Recuerdo los tiempos en que se pronosticaba que internet sería la panacea de la libertad. Después lo iban a ser las redes sociales, que nos permiten establecer contactos con personas que están en la otra punta del mundo. Y en cambio nos hemos vuelto más locales, más tribales, más intransigentes con las diferencias que nunca. Nos vendieron la moto: la conectividad nos pondría el mundo entero al alcance. Y olvidamos un hecho fundamental: el poder siempre, siempre encuentra los mecanismos necesarios para rearmarse y perpetuarse.
Qué ingenuidad pensar que en este caso, con las nuevas tecnologías, la cosa sería distinta. Basta con difundir una noticia falsa sobre alguien que piensa como no lo hace el poder para desactivarlo, para expulsarlo del debate público. ¿No es esta una forma terriblemente sutil de censura? He puesto el ejemplo de la chica que opinaba sobre pañuelos y religión, pero en otros ámbitos nos ha pasado exactamente lo mismo. Alguien debería hacer un recuento de todos los que han sido barridos hacia tierras de nadie durante estos años de procés, hacer una lista de todas las voces discordantes que han ido desapareciendo de la esfera visible, cuántos defenestrados por hacer preguntas, simplemente, por pedir a los que nos han capitaneado que nos hablaran con claridad. Son muchos, pero los hemos olvidado, a menudo porque en la dinámica paranoica de "conmigo o contra mí" quienes se empeñan en matizar son sistemáticamente relegados a los márgenes.

·····

- [Objetivo del ejercicio] Continúa el texto sobre las redes sociales y la censura a partir de su última oración. Las líneas que siguen provienen de una fuente distinta.

- [Conjunto de datos]
·····

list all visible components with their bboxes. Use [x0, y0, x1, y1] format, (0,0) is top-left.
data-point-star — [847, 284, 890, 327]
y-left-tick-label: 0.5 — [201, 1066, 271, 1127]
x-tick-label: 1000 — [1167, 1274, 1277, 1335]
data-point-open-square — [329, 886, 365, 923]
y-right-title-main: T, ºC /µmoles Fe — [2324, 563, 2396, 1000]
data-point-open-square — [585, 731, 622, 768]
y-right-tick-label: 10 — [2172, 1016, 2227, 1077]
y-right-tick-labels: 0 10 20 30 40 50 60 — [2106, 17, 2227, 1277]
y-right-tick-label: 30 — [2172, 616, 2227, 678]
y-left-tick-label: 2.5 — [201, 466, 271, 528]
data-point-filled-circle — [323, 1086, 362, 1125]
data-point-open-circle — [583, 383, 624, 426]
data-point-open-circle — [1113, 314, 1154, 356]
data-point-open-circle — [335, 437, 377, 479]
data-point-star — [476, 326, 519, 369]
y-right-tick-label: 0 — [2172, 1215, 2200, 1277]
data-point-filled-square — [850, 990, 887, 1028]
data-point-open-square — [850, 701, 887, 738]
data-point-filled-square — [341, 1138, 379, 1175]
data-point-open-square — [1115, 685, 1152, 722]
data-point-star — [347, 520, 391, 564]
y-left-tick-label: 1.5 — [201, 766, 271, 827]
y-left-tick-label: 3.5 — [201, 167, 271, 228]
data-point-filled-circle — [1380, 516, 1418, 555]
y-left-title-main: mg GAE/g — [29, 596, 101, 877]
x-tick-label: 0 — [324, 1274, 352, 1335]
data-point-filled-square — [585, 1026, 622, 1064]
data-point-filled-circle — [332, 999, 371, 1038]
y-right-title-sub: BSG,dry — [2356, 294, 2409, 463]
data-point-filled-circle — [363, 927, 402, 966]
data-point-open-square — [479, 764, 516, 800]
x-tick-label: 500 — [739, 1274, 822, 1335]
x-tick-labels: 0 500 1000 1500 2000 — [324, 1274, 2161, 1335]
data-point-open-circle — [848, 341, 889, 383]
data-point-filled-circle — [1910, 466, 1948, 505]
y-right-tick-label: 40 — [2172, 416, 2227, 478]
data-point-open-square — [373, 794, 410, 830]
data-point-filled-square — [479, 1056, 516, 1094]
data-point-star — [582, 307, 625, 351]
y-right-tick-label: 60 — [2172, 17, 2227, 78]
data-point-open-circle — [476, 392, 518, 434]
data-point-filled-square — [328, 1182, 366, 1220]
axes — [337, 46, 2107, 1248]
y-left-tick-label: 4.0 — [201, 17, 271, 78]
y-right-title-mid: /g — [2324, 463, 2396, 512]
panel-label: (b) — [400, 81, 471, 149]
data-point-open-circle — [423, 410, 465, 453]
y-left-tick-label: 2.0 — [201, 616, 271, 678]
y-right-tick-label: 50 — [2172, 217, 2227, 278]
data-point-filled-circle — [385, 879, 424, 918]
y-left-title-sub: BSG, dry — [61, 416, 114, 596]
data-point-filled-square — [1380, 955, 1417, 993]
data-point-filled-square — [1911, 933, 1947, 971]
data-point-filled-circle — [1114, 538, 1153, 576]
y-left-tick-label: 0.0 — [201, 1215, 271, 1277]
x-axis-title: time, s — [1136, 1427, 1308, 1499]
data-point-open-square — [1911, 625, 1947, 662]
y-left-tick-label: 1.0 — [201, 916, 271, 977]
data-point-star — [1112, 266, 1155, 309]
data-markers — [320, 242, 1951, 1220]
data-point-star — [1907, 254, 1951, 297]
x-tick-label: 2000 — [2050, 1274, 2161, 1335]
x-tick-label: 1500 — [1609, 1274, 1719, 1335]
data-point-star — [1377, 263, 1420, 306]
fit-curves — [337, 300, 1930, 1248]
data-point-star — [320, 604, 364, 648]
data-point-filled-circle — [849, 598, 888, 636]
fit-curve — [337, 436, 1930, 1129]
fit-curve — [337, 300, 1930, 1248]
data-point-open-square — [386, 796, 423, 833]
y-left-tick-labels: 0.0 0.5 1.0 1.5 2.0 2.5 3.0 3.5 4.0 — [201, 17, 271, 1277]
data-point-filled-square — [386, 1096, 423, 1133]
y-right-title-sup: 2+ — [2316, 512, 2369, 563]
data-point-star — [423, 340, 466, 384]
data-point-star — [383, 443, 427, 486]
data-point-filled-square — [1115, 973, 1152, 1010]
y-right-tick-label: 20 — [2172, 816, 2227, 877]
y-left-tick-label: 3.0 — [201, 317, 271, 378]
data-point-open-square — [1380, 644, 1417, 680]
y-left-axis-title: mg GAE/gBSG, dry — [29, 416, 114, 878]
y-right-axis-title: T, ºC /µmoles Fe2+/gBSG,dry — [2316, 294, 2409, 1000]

·····

- [Respuesta]
La ley del silencio
Pero más allá de la expulsión de los disidentes, la censura puede consistir en dejar en un segundo plano todo aquello que no encaje dentro del tema que se quiere principal. Por ejemplo, no hablar de pobreza en los medios públicos no es solo no hacer nada para solucionarla sino imponer una ley del silencio que no hará más que cronificarla. Relegar la cultura a horas intempestivas de la programación o dejarle cada vez menos espacio (lo que no ocurre nunca con el fútbol aunque debe ser tan costoso hablar de deportes como de libros) es una forma de censurar la propia cultura.
De modo que quienes os erigís en defensores de la libertad de expresión, los que en su momento dijisteis "yo también soy Charlie", no os rasguéis las vestiduras si ante las microcensuras, las censuras sutiles y cotidianas que vivimos desde hace años, no habéis hecho absolutamente nada. No os quejéis de la prohibición de una obra de arte en Arcoprohibición si vosotros mismos dejasteis de seguir a alguien que un día dijo algo que no compartís y le pusisteis la cruz de por vida. La macrocensura de ahora, de jueces, curas, imanes y políticos es la revivificación de unos tiempos oscuros que creíamos enterrados, pero no vale quejarse cuando hemos desterrado sin miramientos la expresión, artística o no, de aquellos que consideramos adversarios, si es que aún los llamáis adversarios y no enemigos.